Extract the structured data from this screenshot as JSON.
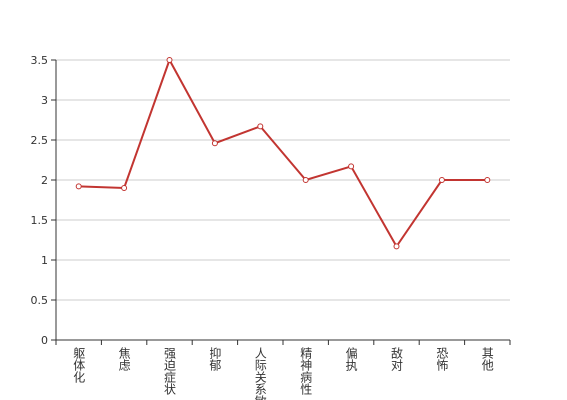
{
  "chart_data": {
    "type": "line",
    "categories": [
      "躯体化",
      "焦虑",
      "强迫症状",
      "抑郁",
      "人际关系敏感",
      "精神病性",
      "偏执",
      "敌对",
      "恐怖",
      "其他"
    ],
    "values": [
      1.92,
      1.9,
      3.5,
      2.46,
      2.67,
      2.0,
      2.17,
      1.17,
      2.0,
      2.0
    ],
    "color": "#c23531",
    "ylim": [
      0,
      3.5
    ],
    "yticks": [
      0,
      0.5,
      1,
      1.5,
      2,
      2.5,
      3,
      3.5
    ],
    "grid": true
  }
}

********************

Repeat each entry precisely as it appears. Leave the pictures out.

Extract the structured data from this screenshot as JSON.
{
  "chart_data": {
    "type": "line",
    "categories": [
      "躯体化",
      "焦虑",
      "强迫症状",
      "抑郁",
      "人际关系敏感",
      "精神病性",
      "偏执",
      "敌对",
      "恐怖",
      "其他"
    ],
    "values": [
      1.92,
      1.9,
      3.5,
      2.46,
      2.67,
      2.0,
      2.17,
      1.17,
      2.0,
      2.0
    ],
    "color": "#c23531",
    "ylim": [
      0,
      3.5
    ],
    "yticks": [
      0,
      0.5,
      1,
      1.5,
      2,
      2.5,
      3,
      3.5
    ],
    "grid": true
  }
}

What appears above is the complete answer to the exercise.